## EXERCISE DETAILS
Transcribe every line, keeping it exact.

## MATERIAL SUPPLIED
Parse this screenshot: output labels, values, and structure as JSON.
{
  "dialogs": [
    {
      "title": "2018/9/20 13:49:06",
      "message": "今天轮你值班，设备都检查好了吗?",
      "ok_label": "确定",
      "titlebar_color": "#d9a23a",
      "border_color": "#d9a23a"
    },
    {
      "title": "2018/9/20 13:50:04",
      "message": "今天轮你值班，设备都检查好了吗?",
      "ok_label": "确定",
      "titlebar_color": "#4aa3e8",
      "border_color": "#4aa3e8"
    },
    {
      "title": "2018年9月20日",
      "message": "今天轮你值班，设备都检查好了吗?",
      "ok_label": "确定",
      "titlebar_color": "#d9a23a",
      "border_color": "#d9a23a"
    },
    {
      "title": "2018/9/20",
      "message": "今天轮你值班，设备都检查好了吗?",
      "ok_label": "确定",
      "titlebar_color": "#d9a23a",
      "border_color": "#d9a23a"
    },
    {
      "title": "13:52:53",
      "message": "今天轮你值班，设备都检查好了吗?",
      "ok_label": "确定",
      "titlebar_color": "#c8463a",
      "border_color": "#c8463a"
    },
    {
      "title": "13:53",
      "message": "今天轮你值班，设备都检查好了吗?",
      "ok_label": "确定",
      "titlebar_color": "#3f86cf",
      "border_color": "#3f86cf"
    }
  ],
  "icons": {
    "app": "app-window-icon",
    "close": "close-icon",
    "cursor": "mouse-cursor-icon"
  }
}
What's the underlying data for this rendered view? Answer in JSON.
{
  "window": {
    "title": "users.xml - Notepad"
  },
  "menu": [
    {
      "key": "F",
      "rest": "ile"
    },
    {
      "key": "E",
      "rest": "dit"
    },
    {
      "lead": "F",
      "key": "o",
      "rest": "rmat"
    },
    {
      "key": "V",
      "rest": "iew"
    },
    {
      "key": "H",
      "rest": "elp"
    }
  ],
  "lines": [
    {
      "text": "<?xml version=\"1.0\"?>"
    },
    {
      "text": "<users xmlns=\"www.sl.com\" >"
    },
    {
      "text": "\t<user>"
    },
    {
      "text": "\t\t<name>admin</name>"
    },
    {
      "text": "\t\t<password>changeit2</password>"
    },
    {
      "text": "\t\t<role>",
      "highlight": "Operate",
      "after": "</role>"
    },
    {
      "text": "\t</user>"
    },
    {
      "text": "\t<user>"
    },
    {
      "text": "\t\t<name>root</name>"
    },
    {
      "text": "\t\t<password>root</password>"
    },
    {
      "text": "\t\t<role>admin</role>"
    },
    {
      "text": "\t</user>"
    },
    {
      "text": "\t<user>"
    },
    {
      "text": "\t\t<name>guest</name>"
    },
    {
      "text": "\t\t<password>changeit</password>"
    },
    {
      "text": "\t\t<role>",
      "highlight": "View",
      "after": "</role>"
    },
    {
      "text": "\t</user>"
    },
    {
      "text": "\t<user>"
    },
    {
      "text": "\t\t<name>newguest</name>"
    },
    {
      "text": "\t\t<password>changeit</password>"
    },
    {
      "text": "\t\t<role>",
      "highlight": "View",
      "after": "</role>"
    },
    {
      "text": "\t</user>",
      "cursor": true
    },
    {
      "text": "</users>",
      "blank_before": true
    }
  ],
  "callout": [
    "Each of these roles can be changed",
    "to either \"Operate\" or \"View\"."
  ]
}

## RIGHT ANSWER
Parse this screenshot: output labels, values, and structure as JSON.
{
  "dialogs": [
    {
      "title": "2018/9/20 13:49:06",
      "message": "今天轮你值班，设备都检查好了吗?",
      "ok_label": "确定",
      "titlebar_color": "#d9a23a",
      "border_color": "#d9a23a"
    },
    {
      "title": "2018/9/20 13:50:04",
      "message": "今天轮你值班，设备都检查好了吗?",
      "ok_label": "确定",
      "titlebar_color": "#4aa3e8",
      "border_color": "#4aa3e8"
    },
    {
      "title": "2018年9月20日",
      "message": "今天轮你值班，设备都检查好了吗?",
      "ok_label": "确定",
      "titlebar_color": "#d9a23a",
      "border_color": "#d9a23a"
    },
    {
      "title": "2018/9/20",
      "message": "今天轮你值班，设备都检查好了吗?",
      "ok_label": "确定",
      "titlebar_color": "#d9a23a",
      "border_color": "#d9a23a"
    },
    {
      "title": "13:52:53",
      "message": "今天轮你值班，设备都检查好了吗?",
      "ok_label": "确定",
      "titlebar_color": "#c8463a",
      "border_color": "#c8463a"
    },
    {
      "title": "13:53",
      "message": "今天轮你值班，设备都检查好了吗?",
      "ok_label": "确定",
      "titlebar_color": "#3f86cf",
      "border_color": "#3f86cf"
    }
  ],
  "icons": {
    "app": "app-window-icon",
    "close": "close-icon",
    "cursor": "mouse-cursor-icon"
  }
}
What's the underlying data for this rendered view? Answer in JSON.
{
  "window": {
    "title": "users.xml - Notepad"
  },
  "menu": [
    {
      "key": "F",
      "rest": "ile"
    },
    {
      "key": "E",
      "rest": "dit"
    },
    {
      "lead": "F",
      "key": "o",
      "rest": "rmat"
    },
    {
      "key": "V",
      "rest": "iew"
    },
    {
      "key": "H",
      "rest": "elp"
    }
  ],
  "lines": [
    {
      "text": "<?xml version=\"1.0\"?>"
    },
    {
      "text": "<users xmlns=\"www.sl.com\" >"
    },
    {
      "text": "\t<user>"
    },
    {
      "text": "\t\t<name>admin</name>"
    },
    {
      "text": "\t\t<password>changeit2</password>"
    },
    {
      "text": "\t\t<role>",
      "highlight": "Operate",
      "after": "</role>"
    },
    {
      "text": "\t</user>"
    },
    {
      "text": "\t<user>"
    },
    {
      "text": "\t\t<name>root</name>"
    },
    {
      "text": "\t\t<password>root</password>"
    },
    {
      "text": "\t\t<role>admin</role>"
    },
    {
      "text": "\t</user>"
    },
    {
      "text": "\t<user>"
    },
    {
      "text": "\t\t<name>guest</name>"
    },
    {
      "text": "\t\t<password>changeit</password>"
    },
    {
      "text": "\t\t<role>",
      "highlight": "View",
      "after": "</role>"
    },
    {
      "text": "\t</user>"
    },
    {
      "text": "\t<user>"
    },
    {
      "text": "\t\t<name>newguest</name>"
    },
    {
      "text": "\t\t<password>changeit</password>"
    },
    {
      "text": "\t\t<role>",
      "highlight": "View",
      "after": "</role>"
    },
    {
      "text": "\t</user>",
      "cursor": true
    },
    {
      "text": "</users>",
      "blank_before": true
    }
  ],
  "callout": [
    "Each of these roles can be changed",
    "to either \"Operate\" or \"View\"."
  ]
}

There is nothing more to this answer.